◆ Short exercise
Will you transcribe the entries that follow, exactly and in full?

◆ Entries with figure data
....

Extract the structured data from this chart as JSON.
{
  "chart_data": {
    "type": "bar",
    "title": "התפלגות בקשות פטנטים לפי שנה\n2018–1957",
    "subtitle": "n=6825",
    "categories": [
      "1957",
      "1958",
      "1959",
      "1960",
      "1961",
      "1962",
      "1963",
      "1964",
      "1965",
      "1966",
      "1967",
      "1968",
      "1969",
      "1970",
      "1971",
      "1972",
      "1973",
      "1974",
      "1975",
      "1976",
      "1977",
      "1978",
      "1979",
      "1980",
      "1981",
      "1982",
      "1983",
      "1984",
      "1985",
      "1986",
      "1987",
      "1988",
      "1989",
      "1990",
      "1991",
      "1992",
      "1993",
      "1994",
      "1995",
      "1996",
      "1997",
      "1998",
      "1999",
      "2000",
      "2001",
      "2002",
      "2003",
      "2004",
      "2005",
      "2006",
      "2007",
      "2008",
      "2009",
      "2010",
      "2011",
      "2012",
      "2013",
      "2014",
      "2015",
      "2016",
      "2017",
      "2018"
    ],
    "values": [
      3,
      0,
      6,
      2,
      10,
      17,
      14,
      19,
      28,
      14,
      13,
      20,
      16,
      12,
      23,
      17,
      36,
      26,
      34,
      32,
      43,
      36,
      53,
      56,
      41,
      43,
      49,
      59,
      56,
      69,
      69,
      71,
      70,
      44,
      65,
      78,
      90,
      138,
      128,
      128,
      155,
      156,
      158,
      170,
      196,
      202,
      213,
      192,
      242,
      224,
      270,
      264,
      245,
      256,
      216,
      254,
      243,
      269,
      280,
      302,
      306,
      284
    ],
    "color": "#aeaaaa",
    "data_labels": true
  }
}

....

◆ Right answer
Extract the structured data from this chart as JSON.
{
  "chart_data": {
    "type": "bar",
    "title": "התפלגות בקשות פטנטים לפי שנה\n2018–1957",
    "subtitle": "n=6825",
    "categories": [
      "1957",
      "1958",
      "1959",
      "1960",
      "1961",
      "1962",
      "1963",
      "1964",
      "1965",
      "1966",
      "1967",
      "1968",
      "1969",
      "1970",
      "1971",
      "1972",
      "1973",
      "1974",
      "1975",
      "1976",
      "1977",
      "1978",
      "1979",
      "1980",
      "1981",
      "1982",
      "1983",
      "1984",
      "1985",
      "1986",
      "1987",
      "1988",
      "1989",
      "1990",
      "1991",
      "1992",
      "1993",
      "1994",
      "1995",
      "1996",
      "1997",
      "1998",
      "1999",
      "2000",
      "2001",
      "2002",
      "2003",
      "2004",
      "2005",
      "2006",
      "2007",
      "2008",
      "2009",
      "2010",
      "2011",
      "2012",
      "2013",
      "2014",
      "2015",
      "2016",
      "2017",
      "2018"
    ],
    "values": [
      3,
      0,
      6,
      2,
      10,
      17,
      14,
      19,
      28,
      14,
      13,
      20,
      16,
      12,
      23,
      17,
      36,
      26,
      34,
      32,
      43,
      36,
      53,
      56,
      41,
      43,
      49,
      59,
      56,
      69,
      69,
      71,
      70,
      44,
      65,
      78,
      90,
      138,
      128,
      128,
      155,
      156,
      158,
      170,
      196,
      202,
      213,
      192,
      242,
      224,
      270,
      264,
      245,
      256,
      216,
      254,
      243,
      269,
      280,
      302,
      306,
      284
    ],
    "color": "#aeaaaa",
    "data_labels": true
  }
}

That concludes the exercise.